### Task instructions
Write every line out verbatim and omit the pictures.

### The records
<<<<

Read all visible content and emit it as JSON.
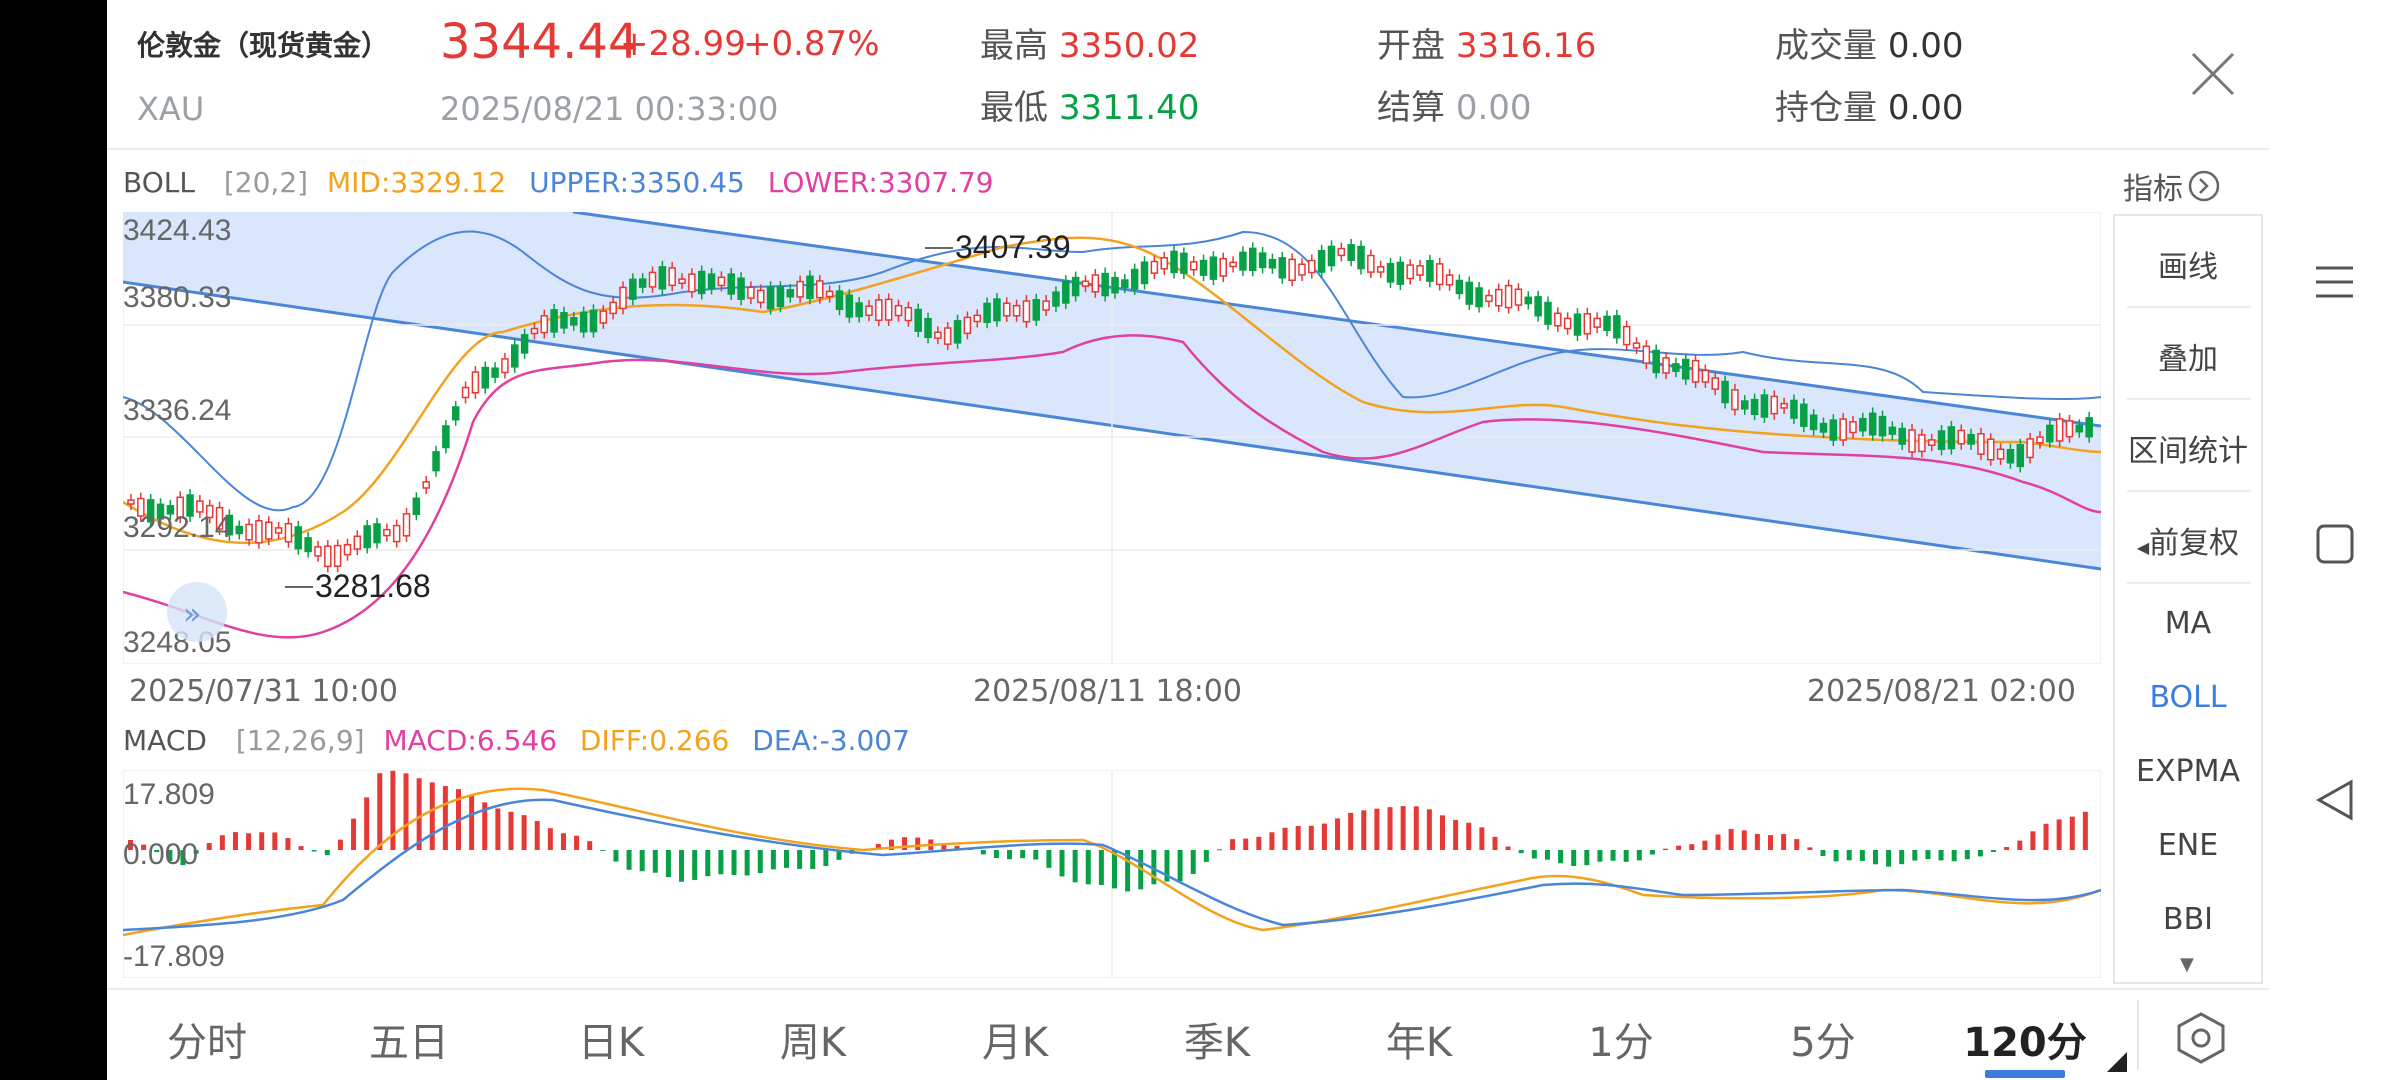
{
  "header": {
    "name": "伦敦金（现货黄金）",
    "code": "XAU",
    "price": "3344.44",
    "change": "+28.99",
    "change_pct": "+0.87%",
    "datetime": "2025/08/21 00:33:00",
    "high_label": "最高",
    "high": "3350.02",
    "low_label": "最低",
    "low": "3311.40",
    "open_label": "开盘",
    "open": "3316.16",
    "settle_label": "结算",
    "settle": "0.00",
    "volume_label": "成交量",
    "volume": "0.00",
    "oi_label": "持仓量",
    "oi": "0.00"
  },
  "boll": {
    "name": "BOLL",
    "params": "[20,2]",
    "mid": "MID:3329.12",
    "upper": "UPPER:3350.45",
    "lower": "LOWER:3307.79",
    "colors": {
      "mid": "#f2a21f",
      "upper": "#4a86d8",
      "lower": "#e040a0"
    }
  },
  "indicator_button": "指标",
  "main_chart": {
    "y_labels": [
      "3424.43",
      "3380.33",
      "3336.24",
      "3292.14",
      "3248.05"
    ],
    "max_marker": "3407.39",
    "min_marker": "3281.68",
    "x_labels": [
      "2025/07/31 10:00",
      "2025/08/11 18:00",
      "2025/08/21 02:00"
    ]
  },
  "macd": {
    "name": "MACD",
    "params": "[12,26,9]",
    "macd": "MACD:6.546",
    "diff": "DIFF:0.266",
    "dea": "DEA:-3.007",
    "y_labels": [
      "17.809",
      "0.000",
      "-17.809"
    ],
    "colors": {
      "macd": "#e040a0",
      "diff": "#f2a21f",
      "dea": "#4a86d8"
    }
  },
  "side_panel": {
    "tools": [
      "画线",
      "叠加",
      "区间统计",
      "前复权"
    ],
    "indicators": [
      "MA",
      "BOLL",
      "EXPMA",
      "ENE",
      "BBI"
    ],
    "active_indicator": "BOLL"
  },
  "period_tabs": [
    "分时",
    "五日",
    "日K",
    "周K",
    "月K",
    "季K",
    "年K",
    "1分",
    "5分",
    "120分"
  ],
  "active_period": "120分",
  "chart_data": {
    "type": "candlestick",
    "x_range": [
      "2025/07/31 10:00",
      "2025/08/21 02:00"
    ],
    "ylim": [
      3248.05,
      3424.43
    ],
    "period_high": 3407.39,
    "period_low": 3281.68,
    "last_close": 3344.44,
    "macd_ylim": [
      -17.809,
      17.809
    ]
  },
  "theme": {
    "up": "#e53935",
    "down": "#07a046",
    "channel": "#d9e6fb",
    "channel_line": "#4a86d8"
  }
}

>>>>

### The reply
Read all visible content and emit it as JSON.
{
  "header": {
    "name": "伦敦金（现货黄金）",
    "code": "XAU",
    "price": "3344.44",
    "change": "+28.99",
    "change_pct": "+0.87%",
    "datetime": "2025/08/21 00:33:00",
    "high_label": "最高",
    "high": "3350.02",
    "low_label": "最低",
    "low": "3311.40",
    "open_label": "开盘",
    "open": "3316.16",
    "settle_label": "结算",
    "settle": "0.00",
    "volume_label": "成交量",
    "volume": "0.00",
    "oi_label": "持仓量",
    "oi": "0.00"
  },
  "boll": {
    "name": "BOLL",
    "params": "[20,2]",
    "mid": "MID:3329.12",
    "upper": "UPPER:3350.45",
    "lower": "LOWER:3307.79",
    "colors": {
      "mid": "#f2a21f",
      "upper": "#4a86d8",
      "lower": "#e040a0"
    }
  },
  "indicator_button": "指标",
  "main_chart": {
    "y_labels": [
      "3424.43",
      "3380.33",
      "3336.24",
      "3292.14",
      "3248.05"
    ],
    "max_marker": "3407.39",
    "min_marker": "3281.68",
    "x_labels": [
      "2025/07/31 10:00",
      "2025/08/11 18:00",
      "2025/08/21 02:00"
    ]
  },
  "macd": {
    "name": "MACD",
    "params": "[12,26,9]",
    "macd": "MACD:6.546",
    "diff": "DIFF:0.266",
    "dea": "DEA:-3.007",
    "y_labels": [
      "17.809",
      "0.000",
      "-17.809"
    ],
    "colors": {
      "macd": "#e040a0",
      "diff": "#f2a21f",
      "dea": "#4a86d8"
    }
  },
  "side_panel": {
    "tools": [
      "画线",
      "叠加",
      "区间统计",
      "前复权"
    ],
    "indicators": [
      "MA",
      "BOLL",
      "EXPMA",
      "ENE",
      "BBI"
    ],
    "active_indicator": "BOLL"
  },
  "period_tabs": [
    "分时",
    "五日",
    "日K",
    "周K",
    "月K",
    "季K",
    "年K",
    "1分",
    "5分",
    "120分"
  ],
  "active_period": "120分",
  "chart_data": {
    "type": "candlestick",
    "x_range": [
      "2025/07/31 10:00",
      "2025/08/21 02:00"
    ],
    "ylim": [
      3248.05,
      3424.43
    ],
    "period_high": 3407.39,
    "period_low": 3281.68,
    "last_close": 3344.44,
    "macd_ylim": [
      -17.809,
      17.809
    ]
  },
  "theme": {
    "up": "#e53935",
    "down": "#07a046",
    "channel": "#d9e6fb",
    "channel_line": "#4a86d8"
  }
}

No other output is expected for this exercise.